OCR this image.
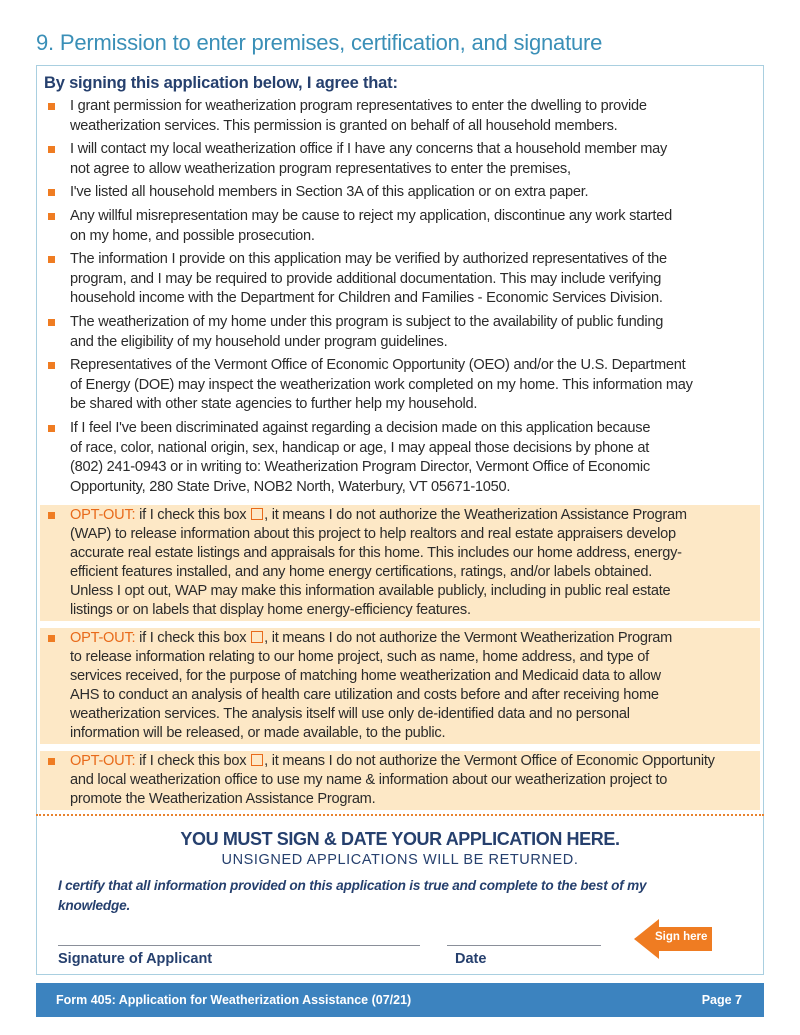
9. Permission to enter premises, certification, and signature
By signing this application below, I agree that:
I grant permission for weatherization program representatives to enter the dwelling to provide
weatherization services. This permission is granted on behalf of all household members.
I will contact my local weatherization office if I have any concerns that a household member may
not agree to allow weatherization program representatives to enter the premises,
I've listed all household members in Section 3A of this application or on extra paper.
Any willful misrepresentation may be cause to reject my application, discontinue any work started
on my home, and possible prosecution.
The information I provide on this application may be verified by authorized representatives of the
program, and I may be required to provide additional documentation. This may include verifying
household income with the Department for Children and Families - Economic Services Division.
The weatherization of my home under this program is subject to the availability of public funding
and the eligibility of my household under program guidelines.
Representatives of the Vermont Office of Economic Opportunity (OEO) and/or the U.S. Department
of Energy (DOE) may inspect the weatherization work completed on my home. This information may
be shared with other state agencies to further help my household.
If I feel I've been discriminated against regarding a decision made on this application because
of race, color, national origin, sex, handicap or age, I may appeal those decisions by phone at
(802) 241-0943 or in writing to: Weatherization Program Director, Vermont Office of Economic
Opportunity, 280 State Drive, NOB2 North, Waterbury, VT 05671-1050.
OPT-OUT: if I check this box , it means I do not authorize the Weatherization Assistance Program
(WAP) to release information about this project to help realtors and real estate appraisers develop
accurate real estate listings and appraisals for this home. This includes our home address, energy-
efficient features installed, and any home energy certifications, ratings, and/or labels obtained.
Unless I opt out, WAP may make this information available publicly, including in public real estate
listings or on labels that display home energy-efficiency features.
OPT-OUT: if I check this box , it means I do not authorize the Vermont Weatherization Program
to release information relating to our home project, such as name, home address, and type of
services received, for the purpose of matching home weatherization and Medicaid data to allow
AHS to conduct an analysis of health care utilization and costs before and after receiving home
weatherization services. The analysis itself will use only de-identified data and no personal
information will be released, or made available, to the public.
OPT-OUT: if I check this box , it means I do not authorize the Vermont Office of Economic Opportunity
and local weatherization office to use my name & information about our weatherization project to
promote the Weatherization Assistance Program.
YOU MUST SIGN & DATE YOUR APPLICATION HERE.
UNSIGNED APPLICATIONS WILL BE RETURNED.
I certify that all information provided on this application is true and complete to the best of my knowledge.
Signature of Applicant	Date
Sign here
Form 405: Application for Weatherization Assistance (07/21)	Page 7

• [WORK TO BE COMPLETED]: Repeat the listing in full and exactly. Leave any pictures out.

• [RESULT FOR THIS TASK]:
OCR this image.
9. Permission to enter premises, certification, and signature
By signing this application below, I agree that:
I grant permission for weatherization program representatives to enter the dwelling to provide
weatherization services. This permission is granted on behalf of all household members.
I will contact my local weatherization office if I have any concerns that a household member may
not agree to allow weatherization program representatives to enter the premises,
I've listed all household members in Section 3A of this application or on extra paper.
Any willful misrepresentation may be cause to reject my application, discontinue any work started
on my home, and possible prosecution.
The information I provide on this application may be verified by authorized representatives of the
program, and I may be required to provide additional documentation. This may include verifying
household income with the Department for Children and Families - Economic Services Division.
The weatherization of my home under this program is subject to the availability of public funding
and the eligibility of my household under program guidelines.
Representatives of the Vermont Office of Economic Opportunity (OEO) and/or the U.S. Department
of Energy (DOE) may inspect the weatherization work completed on my home. This information may
be shared with other state agencies to further help my household.
If I feel I've been discriminated against regarding a decision made on this application because
of race, color, national origin, sex, handicap or age, I may appeal those decisions by phone at
(802) 241-0943 or in writing to: Weatherization Program Director, Vermont Office of Economic
Opportunity, 280 State Drive, NOB2 North, Waterbury, VT 05671-1050.
OPT-OUT: if I check this box , it means I do not authorize the Weatherization Assistance Program
(WAP) to release information about this project to help realtors and real estate appraisers develop
accurate real estate listings and appraisals for this home. This includes our home address, energy-
efficient features installed, and any home energy certifications, ratings, and/or labels obtained.
Unless I opt out, WAP may make this information available publicly, including in public real estate
listings or on labels that display home energy-efficiency features.
OPT-OUT: if I check this box , it means I do not authorize the Vermont Weatherization Program
to release information relating to our home project, such as name, home address, and type of
services received, for the purpose of matching home weatherization and Medicaid data to allow
AHS to conduct an analysis of health care utilization and costs before and after receiving home
weatherization services. The analysis itself will use only de-identified data and no personal
information will be released, or made available, to the public.
OPT-OUT: if I check this box , it means I do not authorize the Vermont Office of Economic Opportunity
and local weatherization office to use my name & information about our weatherization project to
promote the Weatherization Assistance Program.
YOU MUST SIGN & DATE YOUR APPLICATION HERE.
UNSIGNED APPLICATIONS WILL BE RETURNED.
I certify that all information provided on this application is true and complete to the best of my knowledge.
Signature of Applicant	Date
Sign here
Form 405: Application for Weatherization Assistance (07/21)	Page 7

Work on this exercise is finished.